### Objetivo de la tarea
Por favor, repite sin cambios el pasaje del texto sobre el ejercicio profesional de los abogados que comienza con “Para poder seguir” y sigue hasta “señalemos algunas notas.”.

Y, sin embargo, el debate sobre la naturaleza y objetivos del ejercicio profesional de los abogados subsiste, incluso entre ellos mismos.

Muchos abogados, la mayoría (un 43%) según la encuesta, piensan que su trabajo consiste en poner sus habilidades jurídicas al servicio de los objetivos del cliente, sin embargo, otro grupo menor (un 28% y en especial el 3% que marcó «otros fines sociales»), piensan que su trabajo consiste en defender unos ideales o un concepto de justicia en el que creen.

Para poder seguir estudiando el asunto y siguiendo la terminología de la doctrina norteamericana que se ha ocupado de esta cuestión (Luban, D. Lawyers and Justice: An Ethical Study. Princeton University Press. 1988) llamaremos «abogados convencionales» a los primeros y «abogados de ideales» a los segundos, sin que los nombres usados para clasificarlos supongan ninguna preferencia teórica (que los segundos sean «de ideales» en modo alguno significa que hayan de ser mejores) y hecha esta división señalemos algunas notas.

El «abogado convencional» entiende que se defiende la justicia defendiendo lo mejor posible a su cliente en el proceso; por eso en su concepción ética de la profesión no hay dificultad alguna en defender un día una postura y al siguiente la contraria, él defiende la justicia haciendo bien su trabajo y lejos de considerar esa acción falta de ética la considera un timbre de honor y motivo de orgullo, es lo que se ha llamado la moral tradicional del abogado. Si usted que lee estas lineas no lo entiende recapacite: un abogado, según esta concepción de la naturaleza y objetivos del ejercicio profesional, no debe nunca confundir su moral personal con la ética profesional, lo contrario le llevaría a dejar condenar a su cliente, en lugar de usar las herramientas que la ley le da, simplemente porque su personal criterio moral está en contra de la conducta de su cliente. Los abogados «convencionales» saben lo que hacen, créame, y no hay nada inmoral ni falto de ética en su conducta, si usted no lo ve así quizá es que no ha reflexionado lo suficiente sobre ello.

### Datos proporcionados
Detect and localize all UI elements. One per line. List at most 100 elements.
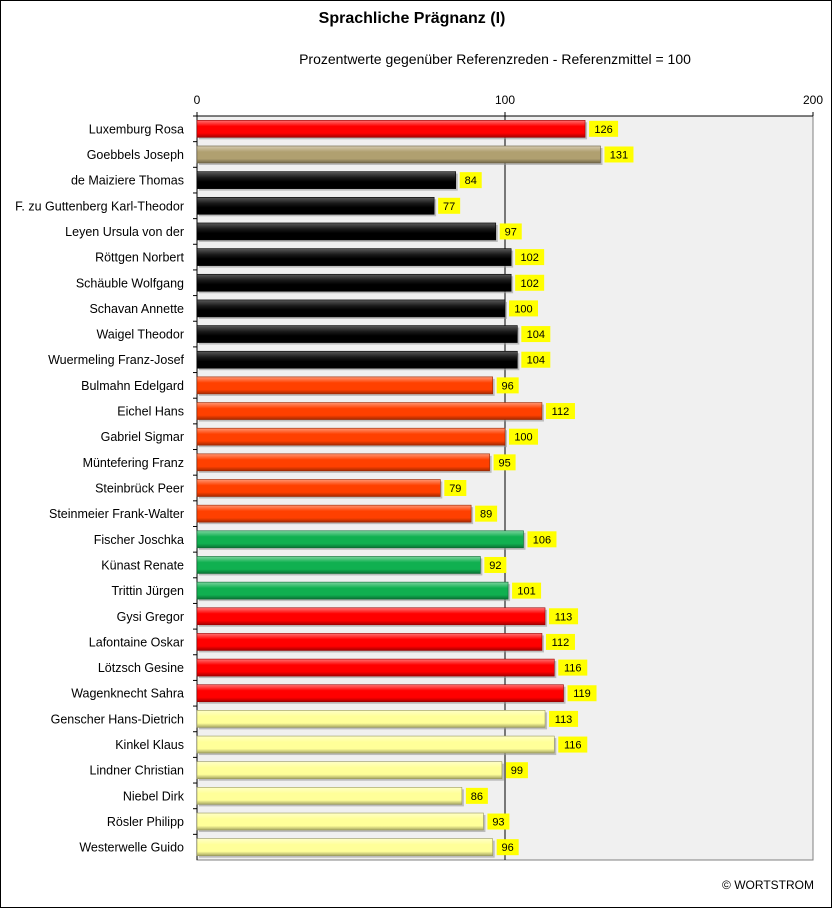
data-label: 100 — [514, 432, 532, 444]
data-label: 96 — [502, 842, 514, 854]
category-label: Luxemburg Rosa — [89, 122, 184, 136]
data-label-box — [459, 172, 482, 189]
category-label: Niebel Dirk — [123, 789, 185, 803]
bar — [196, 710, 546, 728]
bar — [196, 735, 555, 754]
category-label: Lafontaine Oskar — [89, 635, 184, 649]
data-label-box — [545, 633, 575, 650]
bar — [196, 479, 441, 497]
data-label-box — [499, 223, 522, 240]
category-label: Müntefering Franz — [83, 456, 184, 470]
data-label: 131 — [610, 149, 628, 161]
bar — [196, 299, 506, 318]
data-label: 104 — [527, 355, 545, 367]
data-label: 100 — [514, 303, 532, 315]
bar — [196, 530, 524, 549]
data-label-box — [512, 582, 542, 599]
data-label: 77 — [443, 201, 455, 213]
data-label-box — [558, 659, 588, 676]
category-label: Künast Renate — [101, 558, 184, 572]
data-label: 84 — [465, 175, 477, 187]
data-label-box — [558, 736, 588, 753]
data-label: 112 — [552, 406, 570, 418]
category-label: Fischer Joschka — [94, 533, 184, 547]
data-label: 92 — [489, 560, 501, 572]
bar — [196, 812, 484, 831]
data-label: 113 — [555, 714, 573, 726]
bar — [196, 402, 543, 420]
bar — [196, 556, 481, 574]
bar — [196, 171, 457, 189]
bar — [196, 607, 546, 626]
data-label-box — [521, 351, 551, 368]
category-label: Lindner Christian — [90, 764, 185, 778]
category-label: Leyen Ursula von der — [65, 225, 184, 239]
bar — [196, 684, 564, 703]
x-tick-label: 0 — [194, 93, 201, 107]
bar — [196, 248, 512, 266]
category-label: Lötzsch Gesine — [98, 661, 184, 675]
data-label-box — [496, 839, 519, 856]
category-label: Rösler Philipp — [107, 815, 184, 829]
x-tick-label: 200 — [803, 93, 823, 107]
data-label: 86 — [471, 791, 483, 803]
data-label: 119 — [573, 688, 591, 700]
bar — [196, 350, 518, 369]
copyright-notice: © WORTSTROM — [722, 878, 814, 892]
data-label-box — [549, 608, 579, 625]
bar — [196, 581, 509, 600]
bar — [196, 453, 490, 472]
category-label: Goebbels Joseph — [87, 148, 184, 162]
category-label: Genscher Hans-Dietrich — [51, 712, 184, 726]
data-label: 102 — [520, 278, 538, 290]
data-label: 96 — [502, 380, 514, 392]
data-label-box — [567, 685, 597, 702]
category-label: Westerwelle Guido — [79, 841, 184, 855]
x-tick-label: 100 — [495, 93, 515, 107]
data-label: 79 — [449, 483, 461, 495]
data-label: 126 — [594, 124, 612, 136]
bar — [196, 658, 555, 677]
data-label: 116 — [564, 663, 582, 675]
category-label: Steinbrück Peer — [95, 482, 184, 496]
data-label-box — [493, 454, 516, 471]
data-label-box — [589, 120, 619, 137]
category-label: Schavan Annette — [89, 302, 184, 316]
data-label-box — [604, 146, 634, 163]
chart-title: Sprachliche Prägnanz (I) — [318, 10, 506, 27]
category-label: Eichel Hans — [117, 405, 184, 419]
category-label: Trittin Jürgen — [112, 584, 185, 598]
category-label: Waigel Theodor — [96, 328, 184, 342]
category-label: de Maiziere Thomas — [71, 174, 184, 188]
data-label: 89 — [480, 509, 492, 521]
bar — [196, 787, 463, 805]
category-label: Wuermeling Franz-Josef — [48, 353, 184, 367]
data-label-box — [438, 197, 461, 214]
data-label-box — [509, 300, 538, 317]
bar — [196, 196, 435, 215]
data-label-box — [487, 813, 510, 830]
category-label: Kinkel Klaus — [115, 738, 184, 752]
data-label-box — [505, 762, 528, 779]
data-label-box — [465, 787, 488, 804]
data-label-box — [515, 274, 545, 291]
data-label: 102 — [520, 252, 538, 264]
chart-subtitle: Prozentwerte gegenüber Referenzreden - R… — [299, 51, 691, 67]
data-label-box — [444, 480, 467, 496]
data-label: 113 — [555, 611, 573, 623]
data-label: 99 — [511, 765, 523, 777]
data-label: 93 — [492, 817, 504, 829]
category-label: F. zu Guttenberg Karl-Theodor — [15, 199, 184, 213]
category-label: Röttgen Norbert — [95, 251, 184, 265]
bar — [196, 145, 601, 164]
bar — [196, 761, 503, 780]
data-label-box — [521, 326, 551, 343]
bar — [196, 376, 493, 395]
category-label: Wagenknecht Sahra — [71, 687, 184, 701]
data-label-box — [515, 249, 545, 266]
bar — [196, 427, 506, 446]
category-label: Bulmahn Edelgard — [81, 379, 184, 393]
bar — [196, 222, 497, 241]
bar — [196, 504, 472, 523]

### Respuesta final
Para poder seguir estudiando el asunto y siguiendo la terminología de la doctrina norteamericana que se ha ocupado de esta cuestión (Luban, D. Lawyers and Justice: An Ethical Study. Princeton University Press. 1988) llamaremos «abogados convencionales» a los primeros y «abogados de ideales» a los segundos, sin que los nombres usados para clasificarlos supongan ninguna preferencia teórica (que los segundos sean «de ideales» en modo alguno significa que hayan de ser mejores) y hecha esta división señalemos algunas notas.